Exercise task — In the entries below, how many lines hold the string "where"? Give only the number.

Extracted data —
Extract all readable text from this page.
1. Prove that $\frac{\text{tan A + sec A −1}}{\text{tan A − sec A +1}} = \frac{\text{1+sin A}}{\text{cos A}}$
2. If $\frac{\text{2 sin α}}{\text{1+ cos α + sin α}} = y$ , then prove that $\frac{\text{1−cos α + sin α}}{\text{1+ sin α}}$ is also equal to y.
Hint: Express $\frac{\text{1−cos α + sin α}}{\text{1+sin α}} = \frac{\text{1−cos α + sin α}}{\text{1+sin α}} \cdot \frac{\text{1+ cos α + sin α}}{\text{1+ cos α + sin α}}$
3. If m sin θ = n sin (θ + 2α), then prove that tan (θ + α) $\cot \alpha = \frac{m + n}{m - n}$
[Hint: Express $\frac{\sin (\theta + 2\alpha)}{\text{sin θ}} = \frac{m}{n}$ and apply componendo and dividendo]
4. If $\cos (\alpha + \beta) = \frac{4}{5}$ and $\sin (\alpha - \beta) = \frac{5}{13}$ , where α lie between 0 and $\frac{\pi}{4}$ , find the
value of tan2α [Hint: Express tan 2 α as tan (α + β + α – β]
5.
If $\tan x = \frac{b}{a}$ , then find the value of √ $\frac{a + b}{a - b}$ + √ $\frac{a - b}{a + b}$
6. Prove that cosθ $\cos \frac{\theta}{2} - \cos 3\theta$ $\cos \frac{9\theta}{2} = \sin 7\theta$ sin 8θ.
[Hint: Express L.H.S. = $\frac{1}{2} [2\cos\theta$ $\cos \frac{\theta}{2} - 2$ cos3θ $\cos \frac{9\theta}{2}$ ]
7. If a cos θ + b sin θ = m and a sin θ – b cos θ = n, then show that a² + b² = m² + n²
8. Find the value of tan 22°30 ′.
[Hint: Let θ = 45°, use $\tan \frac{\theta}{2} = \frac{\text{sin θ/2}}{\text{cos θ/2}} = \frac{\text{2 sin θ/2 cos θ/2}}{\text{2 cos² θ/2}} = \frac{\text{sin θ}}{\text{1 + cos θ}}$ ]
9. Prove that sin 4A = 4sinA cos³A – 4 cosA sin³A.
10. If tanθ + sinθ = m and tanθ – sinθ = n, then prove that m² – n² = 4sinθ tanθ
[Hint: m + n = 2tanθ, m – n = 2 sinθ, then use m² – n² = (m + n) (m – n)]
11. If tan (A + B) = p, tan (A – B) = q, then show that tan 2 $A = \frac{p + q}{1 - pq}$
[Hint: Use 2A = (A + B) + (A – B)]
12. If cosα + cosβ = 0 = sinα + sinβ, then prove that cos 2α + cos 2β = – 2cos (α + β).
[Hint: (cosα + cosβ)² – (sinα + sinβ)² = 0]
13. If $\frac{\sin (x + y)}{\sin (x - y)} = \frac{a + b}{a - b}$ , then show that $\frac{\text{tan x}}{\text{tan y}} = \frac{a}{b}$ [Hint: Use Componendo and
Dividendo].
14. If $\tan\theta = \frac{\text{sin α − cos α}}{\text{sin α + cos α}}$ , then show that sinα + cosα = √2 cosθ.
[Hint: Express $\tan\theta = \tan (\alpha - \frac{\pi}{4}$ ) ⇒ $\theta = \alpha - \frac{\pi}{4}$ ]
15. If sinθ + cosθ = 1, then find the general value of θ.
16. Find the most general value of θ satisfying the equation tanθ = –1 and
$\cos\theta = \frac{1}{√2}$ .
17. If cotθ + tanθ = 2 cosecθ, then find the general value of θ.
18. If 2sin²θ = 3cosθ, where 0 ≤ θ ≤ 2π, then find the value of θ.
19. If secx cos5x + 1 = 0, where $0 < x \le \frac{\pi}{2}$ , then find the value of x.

Answer — 3